● Material for this exercise:
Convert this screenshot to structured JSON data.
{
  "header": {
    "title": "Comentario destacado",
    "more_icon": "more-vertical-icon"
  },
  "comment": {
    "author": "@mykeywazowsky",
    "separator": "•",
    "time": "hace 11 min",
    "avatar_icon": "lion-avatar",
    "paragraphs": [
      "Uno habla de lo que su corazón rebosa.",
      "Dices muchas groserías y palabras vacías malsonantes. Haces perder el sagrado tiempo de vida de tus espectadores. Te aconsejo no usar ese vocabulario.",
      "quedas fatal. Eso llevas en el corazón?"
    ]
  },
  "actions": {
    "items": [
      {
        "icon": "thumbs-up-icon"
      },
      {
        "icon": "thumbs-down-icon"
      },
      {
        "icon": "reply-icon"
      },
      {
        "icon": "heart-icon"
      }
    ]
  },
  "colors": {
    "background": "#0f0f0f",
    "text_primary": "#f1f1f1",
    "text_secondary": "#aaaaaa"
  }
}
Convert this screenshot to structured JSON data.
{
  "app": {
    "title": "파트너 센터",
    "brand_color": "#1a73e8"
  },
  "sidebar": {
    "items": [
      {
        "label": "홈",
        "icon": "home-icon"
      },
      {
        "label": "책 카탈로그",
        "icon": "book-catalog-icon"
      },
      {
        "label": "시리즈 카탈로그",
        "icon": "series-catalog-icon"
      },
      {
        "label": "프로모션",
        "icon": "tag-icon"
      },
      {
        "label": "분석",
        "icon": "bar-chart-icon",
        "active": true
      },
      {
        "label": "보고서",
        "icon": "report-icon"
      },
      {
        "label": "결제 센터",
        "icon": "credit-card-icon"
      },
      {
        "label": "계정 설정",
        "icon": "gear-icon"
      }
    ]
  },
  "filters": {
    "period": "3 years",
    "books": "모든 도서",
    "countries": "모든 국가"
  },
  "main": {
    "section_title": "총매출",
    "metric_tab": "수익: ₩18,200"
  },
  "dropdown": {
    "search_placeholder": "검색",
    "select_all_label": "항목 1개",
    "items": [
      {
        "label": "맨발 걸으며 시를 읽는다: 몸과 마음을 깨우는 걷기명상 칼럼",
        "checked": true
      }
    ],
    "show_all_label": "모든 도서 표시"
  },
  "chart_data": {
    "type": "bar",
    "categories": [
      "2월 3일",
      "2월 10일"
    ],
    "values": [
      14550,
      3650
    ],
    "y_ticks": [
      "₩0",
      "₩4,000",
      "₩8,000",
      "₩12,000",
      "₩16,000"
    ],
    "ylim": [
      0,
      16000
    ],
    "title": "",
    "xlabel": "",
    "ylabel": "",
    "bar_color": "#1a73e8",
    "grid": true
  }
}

● Task objective: Restate each entry exactly, skipping none.

● Finished answer:
Convert this screenshot to structured JSON data.
{
  "header": {
    "title": "Comentario destacado",
    "more_icon": "more-vertical-icon"
  },
  "comment": {
    "author": "@mykeywazowsky",
    "separator": "•",
    "time": "hace 11 min",
    "avatar_icon": "lion-avatar",
    "paragraphs": [
      "Uno habla de lo que su corazón rebosa.",
      "Dices muchas groserías y palabras vacías malsonantes. Haces perder el sagrado tiempo de vida de tus espectadores. Te aconsejo no usar ese vocabulario.",
      "quedas fatal. Eso llevas en el corazón?"
    ]
  },
  "actions": {
    "items": [
      {
        "icon": "thumbs-up-icon"
      },
      {
        "icon": "thumbs-down-icon"
      },
      {
        "icon": "reply-icon"
      },
      {
        "icon": "heart-icon"
      }
    ]
  },
  "colors": {
    "background": "#0f0f0f",
    "text_primary": "#f1f1f1",
    "text_secondary": "#aaaaaa"
  }
}
Convert this screenshot to structured JSON data.
{
  "app": {
    "title": "파트너 센터",
    "brand_color": "#1a73e8"
  },
  "sidebar": {
    "items": [
      {
        "label": "홈",
        "icon": "home-icon"
      },
      {
        "label": "책 카탈로그",
        "icon": "book-catalog-icon"
      },
      {
        "label": "시리즈 카탈로그",
        "icon": "series-catalog-icon"
      },
      {
        "label": "프로모션",
        "icon": "tag-icon"
      },
      {
        "label": "분석",
        "icon": "bar-chart-icon",
        "active": true
      },
      {
        "label": "보고서",
        "icon": "report-icon"
      },
      {
        "label": "결제 센터",
        "icon": "credit-card-icon"
      },
      {
        "label": "계정 설정",
        "icon": "gear-icon"
      }
    ]
  },
  "filters": {
    "period": "3 years",
    "books": "모든 도서",
    "countries": "모든 국가"
  },
  "main": {
    "section_title": "총매출",
    "metric_tab": "수익: ₩18,200"
  },
  "dropdown": {
    "search_placeholder": "검색",
    "select_all_label": "항목 1개",
    "items": [
      {
        "label": "맨발 걸으며 시를 읽는다: 몸과 마음을 깨우는 걷기명상 칼럼",
        "checked": true
      }
    ],
    "show_all_label": "모든 도서 표시"
  },
  "chart_data": {
    "type": "bar",
    "categories": [
      "2월 3일",
      "2월 10일"
    ],
    "values": [
      14550,
      3650
    ],
    "y_ticks": [
      "₩0",
      "₩4,000",
      "₩8,000",
      "₩12,000",
      "₩16,000"
    ],
    "ylim": [
      0,
      16000
    ],
    "title": "",
    "xlabel": "",
    "ylabel": "",
    "bar_color": "#1a73e8",
    "grid": true
  }
}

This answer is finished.